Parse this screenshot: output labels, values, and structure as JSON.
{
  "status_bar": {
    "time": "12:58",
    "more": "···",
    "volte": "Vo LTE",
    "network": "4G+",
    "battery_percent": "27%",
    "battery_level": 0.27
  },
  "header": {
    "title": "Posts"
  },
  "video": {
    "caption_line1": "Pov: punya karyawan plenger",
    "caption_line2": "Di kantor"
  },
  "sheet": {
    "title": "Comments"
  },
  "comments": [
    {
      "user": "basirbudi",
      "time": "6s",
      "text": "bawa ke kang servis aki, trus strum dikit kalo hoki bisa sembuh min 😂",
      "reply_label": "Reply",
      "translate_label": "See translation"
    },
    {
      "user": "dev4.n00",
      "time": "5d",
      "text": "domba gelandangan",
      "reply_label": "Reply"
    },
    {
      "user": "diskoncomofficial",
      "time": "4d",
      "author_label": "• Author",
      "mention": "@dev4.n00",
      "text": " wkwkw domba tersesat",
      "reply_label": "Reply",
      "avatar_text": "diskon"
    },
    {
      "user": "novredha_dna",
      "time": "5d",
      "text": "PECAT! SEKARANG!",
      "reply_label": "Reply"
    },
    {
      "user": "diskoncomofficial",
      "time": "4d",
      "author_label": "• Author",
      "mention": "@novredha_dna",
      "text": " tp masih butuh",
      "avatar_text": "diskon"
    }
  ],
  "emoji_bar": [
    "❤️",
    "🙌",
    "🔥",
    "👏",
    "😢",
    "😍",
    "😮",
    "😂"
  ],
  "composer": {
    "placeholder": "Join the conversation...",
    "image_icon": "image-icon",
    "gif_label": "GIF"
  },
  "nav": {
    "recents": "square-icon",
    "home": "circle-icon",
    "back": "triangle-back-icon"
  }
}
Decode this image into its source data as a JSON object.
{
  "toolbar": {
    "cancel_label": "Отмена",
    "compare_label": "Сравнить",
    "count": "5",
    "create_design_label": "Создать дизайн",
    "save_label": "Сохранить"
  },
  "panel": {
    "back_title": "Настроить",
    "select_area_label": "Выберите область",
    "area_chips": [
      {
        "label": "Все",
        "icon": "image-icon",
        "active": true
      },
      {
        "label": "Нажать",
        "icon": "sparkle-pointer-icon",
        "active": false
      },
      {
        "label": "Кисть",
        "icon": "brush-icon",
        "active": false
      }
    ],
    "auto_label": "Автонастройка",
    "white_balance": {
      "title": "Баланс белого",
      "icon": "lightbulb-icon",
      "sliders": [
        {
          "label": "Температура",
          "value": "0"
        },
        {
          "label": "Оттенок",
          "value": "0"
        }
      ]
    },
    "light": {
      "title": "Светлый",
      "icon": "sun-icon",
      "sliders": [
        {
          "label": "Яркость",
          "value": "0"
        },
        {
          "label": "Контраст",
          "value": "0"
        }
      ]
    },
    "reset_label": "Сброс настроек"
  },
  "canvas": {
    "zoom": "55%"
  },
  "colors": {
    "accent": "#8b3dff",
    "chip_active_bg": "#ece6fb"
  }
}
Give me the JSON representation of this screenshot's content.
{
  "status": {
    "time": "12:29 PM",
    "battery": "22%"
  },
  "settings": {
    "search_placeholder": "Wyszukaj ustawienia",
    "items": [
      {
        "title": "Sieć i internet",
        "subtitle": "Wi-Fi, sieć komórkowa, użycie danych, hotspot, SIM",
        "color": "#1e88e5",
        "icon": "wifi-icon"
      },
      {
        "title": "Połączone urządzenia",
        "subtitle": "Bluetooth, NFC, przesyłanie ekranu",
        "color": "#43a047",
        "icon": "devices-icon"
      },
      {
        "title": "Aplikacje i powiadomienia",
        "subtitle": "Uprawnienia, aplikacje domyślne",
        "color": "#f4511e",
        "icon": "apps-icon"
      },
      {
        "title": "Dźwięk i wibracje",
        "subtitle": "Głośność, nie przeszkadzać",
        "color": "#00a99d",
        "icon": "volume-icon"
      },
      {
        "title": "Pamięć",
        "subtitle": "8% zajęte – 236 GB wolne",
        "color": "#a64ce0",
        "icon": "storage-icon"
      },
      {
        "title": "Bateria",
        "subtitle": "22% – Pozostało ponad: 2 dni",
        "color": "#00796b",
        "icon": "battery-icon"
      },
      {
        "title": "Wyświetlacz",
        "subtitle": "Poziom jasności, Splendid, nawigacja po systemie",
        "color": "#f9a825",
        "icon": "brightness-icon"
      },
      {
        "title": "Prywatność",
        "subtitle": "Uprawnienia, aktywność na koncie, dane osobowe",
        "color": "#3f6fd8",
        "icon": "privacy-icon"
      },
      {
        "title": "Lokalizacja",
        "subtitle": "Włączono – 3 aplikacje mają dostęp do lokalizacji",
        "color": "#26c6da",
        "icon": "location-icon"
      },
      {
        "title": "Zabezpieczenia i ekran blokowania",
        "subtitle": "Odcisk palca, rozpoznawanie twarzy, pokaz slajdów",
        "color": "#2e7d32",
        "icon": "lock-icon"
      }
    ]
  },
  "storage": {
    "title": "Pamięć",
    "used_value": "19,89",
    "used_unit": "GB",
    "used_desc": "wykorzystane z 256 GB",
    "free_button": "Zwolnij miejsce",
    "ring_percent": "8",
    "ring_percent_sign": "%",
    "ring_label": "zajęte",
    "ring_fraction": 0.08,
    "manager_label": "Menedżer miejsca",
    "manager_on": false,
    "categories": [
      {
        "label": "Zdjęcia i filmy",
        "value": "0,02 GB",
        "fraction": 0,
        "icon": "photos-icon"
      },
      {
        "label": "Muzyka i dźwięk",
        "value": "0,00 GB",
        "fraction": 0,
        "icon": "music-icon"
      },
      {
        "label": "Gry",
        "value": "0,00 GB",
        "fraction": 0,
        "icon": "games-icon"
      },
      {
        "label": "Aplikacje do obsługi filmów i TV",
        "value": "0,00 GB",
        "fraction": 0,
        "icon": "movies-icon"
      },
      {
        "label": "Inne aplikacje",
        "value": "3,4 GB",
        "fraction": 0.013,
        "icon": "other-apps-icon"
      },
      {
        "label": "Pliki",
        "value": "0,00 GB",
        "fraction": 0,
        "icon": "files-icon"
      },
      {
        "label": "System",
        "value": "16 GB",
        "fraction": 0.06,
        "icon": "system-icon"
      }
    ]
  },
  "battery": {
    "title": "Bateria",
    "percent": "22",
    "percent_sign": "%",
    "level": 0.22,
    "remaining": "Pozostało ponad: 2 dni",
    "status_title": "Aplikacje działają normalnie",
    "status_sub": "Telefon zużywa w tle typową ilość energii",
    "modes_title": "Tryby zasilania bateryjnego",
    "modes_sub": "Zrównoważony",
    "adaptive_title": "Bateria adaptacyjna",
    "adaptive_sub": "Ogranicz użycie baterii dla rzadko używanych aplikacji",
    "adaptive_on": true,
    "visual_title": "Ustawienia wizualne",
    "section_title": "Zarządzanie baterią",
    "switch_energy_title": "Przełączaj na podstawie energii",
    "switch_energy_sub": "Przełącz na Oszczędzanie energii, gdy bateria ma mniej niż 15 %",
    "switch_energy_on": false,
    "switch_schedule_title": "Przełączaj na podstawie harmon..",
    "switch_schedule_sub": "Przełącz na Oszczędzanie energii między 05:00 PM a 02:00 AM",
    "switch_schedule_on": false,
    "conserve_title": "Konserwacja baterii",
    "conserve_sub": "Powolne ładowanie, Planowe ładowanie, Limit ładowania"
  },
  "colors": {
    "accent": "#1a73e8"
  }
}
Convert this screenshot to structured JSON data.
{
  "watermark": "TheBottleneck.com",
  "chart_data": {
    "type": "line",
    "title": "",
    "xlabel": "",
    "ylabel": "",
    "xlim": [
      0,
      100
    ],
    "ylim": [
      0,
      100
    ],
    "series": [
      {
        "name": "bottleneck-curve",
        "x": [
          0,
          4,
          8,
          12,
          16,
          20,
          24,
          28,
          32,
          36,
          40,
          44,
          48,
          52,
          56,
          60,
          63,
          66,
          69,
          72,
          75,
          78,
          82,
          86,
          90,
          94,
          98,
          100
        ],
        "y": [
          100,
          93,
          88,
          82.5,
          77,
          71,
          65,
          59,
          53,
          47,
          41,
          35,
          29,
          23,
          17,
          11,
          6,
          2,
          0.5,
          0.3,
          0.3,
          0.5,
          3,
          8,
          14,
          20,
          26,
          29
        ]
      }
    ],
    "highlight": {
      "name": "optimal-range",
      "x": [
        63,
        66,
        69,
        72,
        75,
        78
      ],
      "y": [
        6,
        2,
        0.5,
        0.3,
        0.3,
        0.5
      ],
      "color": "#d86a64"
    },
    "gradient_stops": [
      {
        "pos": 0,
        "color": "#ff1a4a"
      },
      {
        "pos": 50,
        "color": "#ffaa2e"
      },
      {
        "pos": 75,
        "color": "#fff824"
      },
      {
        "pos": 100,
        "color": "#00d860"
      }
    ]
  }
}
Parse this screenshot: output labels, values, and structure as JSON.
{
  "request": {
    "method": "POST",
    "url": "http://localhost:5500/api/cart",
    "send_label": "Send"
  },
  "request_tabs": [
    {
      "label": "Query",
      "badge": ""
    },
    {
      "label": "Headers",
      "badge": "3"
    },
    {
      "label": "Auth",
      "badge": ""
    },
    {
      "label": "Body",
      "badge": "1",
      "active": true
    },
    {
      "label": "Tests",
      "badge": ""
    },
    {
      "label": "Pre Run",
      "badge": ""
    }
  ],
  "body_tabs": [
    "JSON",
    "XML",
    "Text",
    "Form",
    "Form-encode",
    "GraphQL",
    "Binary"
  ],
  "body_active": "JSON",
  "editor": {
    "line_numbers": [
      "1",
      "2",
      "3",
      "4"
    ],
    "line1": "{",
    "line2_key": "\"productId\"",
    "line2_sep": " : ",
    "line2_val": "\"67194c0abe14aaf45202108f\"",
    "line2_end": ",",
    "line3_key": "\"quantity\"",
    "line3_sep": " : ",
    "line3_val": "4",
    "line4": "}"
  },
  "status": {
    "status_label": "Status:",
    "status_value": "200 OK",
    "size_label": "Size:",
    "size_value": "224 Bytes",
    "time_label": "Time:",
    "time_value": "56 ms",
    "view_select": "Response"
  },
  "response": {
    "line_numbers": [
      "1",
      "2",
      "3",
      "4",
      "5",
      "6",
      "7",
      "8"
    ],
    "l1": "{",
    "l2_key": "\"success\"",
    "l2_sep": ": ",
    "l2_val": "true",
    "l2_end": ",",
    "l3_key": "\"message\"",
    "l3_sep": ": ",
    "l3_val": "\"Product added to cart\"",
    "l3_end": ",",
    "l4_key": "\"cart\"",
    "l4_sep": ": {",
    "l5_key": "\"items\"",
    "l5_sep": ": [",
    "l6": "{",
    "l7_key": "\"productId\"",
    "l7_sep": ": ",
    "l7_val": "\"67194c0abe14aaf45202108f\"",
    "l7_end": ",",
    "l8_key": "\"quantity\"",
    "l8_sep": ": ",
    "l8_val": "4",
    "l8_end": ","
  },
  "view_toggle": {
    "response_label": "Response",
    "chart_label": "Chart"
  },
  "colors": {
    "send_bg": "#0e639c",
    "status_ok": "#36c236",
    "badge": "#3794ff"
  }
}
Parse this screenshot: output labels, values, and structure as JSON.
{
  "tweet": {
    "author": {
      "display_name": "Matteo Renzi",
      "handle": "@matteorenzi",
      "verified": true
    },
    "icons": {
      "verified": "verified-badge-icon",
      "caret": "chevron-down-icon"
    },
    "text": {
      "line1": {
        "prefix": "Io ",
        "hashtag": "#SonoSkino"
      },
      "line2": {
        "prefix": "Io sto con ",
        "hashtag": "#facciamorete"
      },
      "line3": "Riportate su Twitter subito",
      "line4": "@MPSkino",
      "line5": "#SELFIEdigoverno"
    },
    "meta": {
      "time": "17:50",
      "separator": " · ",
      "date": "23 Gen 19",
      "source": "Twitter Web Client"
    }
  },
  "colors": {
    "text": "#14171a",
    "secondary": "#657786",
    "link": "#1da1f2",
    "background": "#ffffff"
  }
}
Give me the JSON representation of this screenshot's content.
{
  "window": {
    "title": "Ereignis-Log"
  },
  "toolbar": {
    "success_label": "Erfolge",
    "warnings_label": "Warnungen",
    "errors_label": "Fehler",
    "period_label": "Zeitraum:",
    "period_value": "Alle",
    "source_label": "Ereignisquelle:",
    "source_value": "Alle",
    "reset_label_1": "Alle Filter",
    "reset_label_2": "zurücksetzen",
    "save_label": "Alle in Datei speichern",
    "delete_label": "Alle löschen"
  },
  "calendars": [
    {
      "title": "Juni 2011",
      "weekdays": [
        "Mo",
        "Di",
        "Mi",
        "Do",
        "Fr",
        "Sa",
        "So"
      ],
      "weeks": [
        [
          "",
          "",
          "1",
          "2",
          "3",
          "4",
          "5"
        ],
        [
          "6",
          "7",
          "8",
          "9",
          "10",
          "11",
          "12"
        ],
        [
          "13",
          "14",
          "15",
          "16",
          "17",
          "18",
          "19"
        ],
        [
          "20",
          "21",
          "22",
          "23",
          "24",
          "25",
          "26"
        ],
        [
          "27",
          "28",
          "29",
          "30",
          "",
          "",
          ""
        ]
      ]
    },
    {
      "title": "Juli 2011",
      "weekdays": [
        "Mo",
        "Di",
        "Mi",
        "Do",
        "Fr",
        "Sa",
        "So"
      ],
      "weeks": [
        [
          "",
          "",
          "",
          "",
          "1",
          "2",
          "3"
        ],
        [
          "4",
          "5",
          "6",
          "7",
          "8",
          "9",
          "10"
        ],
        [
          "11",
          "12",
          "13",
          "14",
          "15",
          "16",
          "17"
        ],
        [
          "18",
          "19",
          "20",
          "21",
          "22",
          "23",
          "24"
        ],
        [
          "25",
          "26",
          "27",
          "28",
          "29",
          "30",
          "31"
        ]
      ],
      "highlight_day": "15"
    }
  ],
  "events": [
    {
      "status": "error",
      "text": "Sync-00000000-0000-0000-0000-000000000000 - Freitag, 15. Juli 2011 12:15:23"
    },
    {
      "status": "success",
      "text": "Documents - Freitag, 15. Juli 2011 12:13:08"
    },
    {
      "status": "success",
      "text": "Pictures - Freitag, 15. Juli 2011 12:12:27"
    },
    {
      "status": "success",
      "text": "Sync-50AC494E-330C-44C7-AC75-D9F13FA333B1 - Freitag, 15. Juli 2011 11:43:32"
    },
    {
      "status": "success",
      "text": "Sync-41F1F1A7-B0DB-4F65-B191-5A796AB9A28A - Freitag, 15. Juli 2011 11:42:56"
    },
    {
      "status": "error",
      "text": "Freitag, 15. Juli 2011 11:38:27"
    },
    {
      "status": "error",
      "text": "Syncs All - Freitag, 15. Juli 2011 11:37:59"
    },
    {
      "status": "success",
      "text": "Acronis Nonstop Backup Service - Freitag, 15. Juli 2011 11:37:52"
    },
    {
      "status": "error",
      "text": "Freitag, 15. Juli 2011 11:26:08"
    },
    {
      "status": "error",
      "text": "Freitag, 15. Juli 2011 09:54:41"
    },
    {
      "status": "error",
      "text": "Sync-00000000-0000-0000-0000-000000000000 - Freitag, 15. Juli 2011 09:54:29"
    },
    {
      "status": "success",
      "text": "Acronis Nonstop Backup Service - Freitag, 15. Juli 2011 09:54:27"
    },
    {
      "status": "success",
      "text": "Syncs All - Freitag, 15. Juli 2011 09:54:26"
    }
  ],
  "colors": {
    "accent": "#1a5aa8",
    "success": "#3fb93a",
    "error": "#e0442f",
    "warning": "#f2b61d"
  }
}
-- -- --
List each line in the listing that contains the string "Pozostało".

        "subtitle": "22% – Pozostało ponad: 2 dni",
    "remaining": "Pozostało ponad: 2 dni",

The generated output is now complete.